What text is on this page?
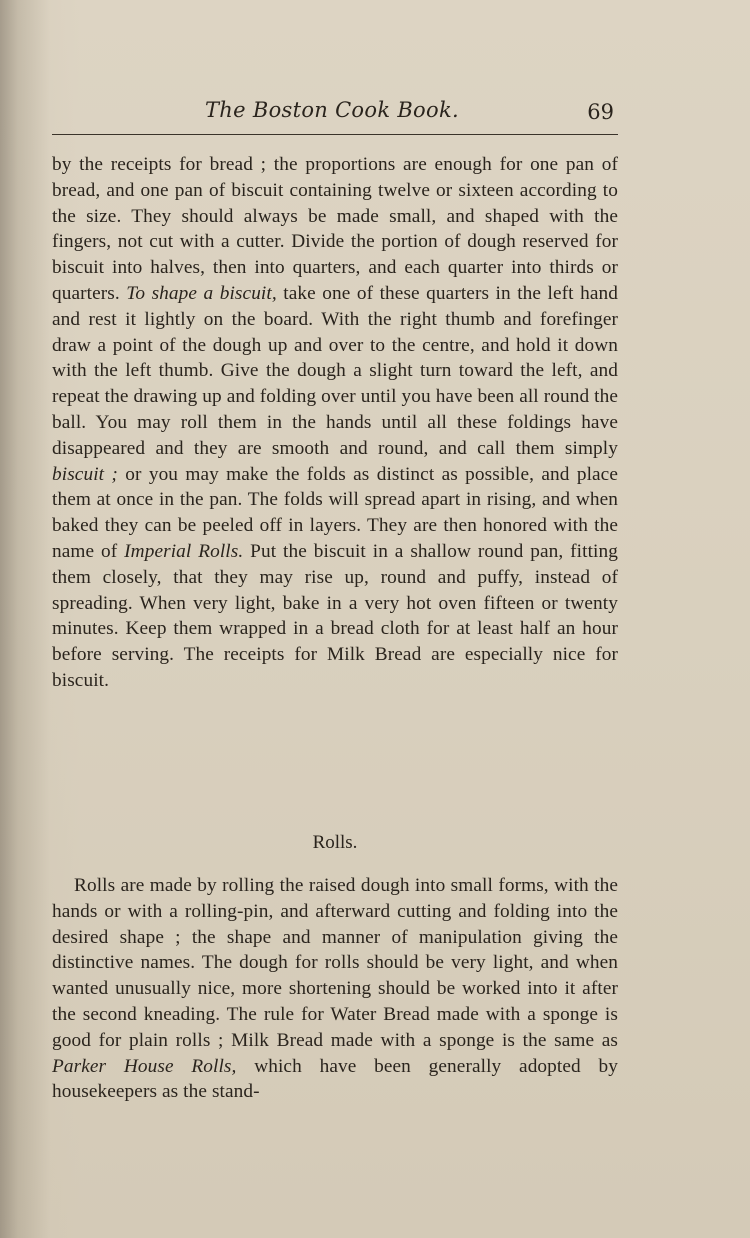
The Boston Cook Book.	69
by the receipts for bread ; the proportions are enough for one pan of bread, and one pan of biscuit containing twelve or sixteen according to the size. They should always be made small, and shaped with the fingers, not cut with a cutter. Divide the portion of dough reserved for biscuit into halves, then into quarters, and each quarter into thirds or quarters. To shape a biscuit, take one of these quarters in the left hand and rest it lightly on the board. With the right thumb and forefinger draw a point of the dough up and over to the centre, and hold it down with the left thumb. Give the dough a slight turn toward the left, and repeat the drawing up and folding over until you have been all round the ball. You may roll them in the hands until all these foldings have disappeared and they are smooth and round, and call them simply biscuit ; or you may make the folds as distinct as possible, and place them at once in the pan. The folds will spread apart in rising, and when baked they can be peeled off in layers. They are then honored with the name of Imperial Rolls. Put the biscuit in a shallow round pan, fitting them closely, that they may rise up, round and puffy, instead of spreading. When very light, bake in a very hot oven fifteen or twenty minutes. Keep them wrapped in a bread cloth for at least half an hour before serving. The receipts for Milk Bread are especially nice for biscuit.
Rolls.
Rolls are made by rolling the raised dough into small forms, with the hands or with a rolling-pin, and afterward cutting and folding into the desired shape ; the shape and manner of manipulation giving the distinctive names. The dough for rolls should be very light, and when wanted unusually nice, more shortening should be worked into it after the second kneading. The rule for Water Bread made with a sponge is good for plain rolls ; Milk Bread made with a sponge is the same as Parker House Rolls, which have been generally adopted by housekeepers as the stand-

+++

**REQUEST**
The records above are to be quoted exactly, with all pictures left out.

**CORRECT RESPONSE**
What text is on this page?
The Boston Cook Book.	69
by the receipts for bread ; the proportions are enough for one pan of bread, and one pan of biscuit containing twelve or sixteen according to the size. They should always be made small, and shaped with the fingers, not cut with a cutter. Divide the portion of dough reserved for biscuit into halves, then into quarters, and each quarter into thirds or quarters. To shape a biscuit, take one of these quarters in the left hand and rest it lightly on the board. With the right thumb and forefinger draw a point of the dough up and over to the centre, and hold it down with the left thumb. Give the dough a slight turn toward the left, and repeat the drawing up and folding over until you have been all round the ball. You may roll them in the hands until all these foldings have disappeared and they are smooth and round, and call them simply biscuit ; or you may make the folds as distinct as possible, and place them at once in the pan. The folds will spread apart in rising, and when baked they can be peeled off in layers. They are then honored with the name of Imperial Rolls. Put the biscuit in a shallow round pan, fitting them closely, that they may rise up, round and puffy, instead of spreading. When very light, bake in a very hot oven fifteen or twenty minutes. Keep them wrapped in a bread cloth for at least half an hour before serving. The receipts for Milk Bread are especially nice for biscuit.
Rolls.
Rolls are made by rolling the raised dough into small forms, with the hands or with a rolling-pin, and afterward cutting and folding into the desired shape ; the shape and manner of manipulation giving the distinctive names. The dough for rolls should be very light, and when wanted unusually nice, more shortening should be worked into it after the second kneading. The rule for Water Bread made with a sponge is good for plain rolls ; Milk Bread made with a sponge is the same as Parker House Rolls, which have been generally adopted by housekeepers as the stand-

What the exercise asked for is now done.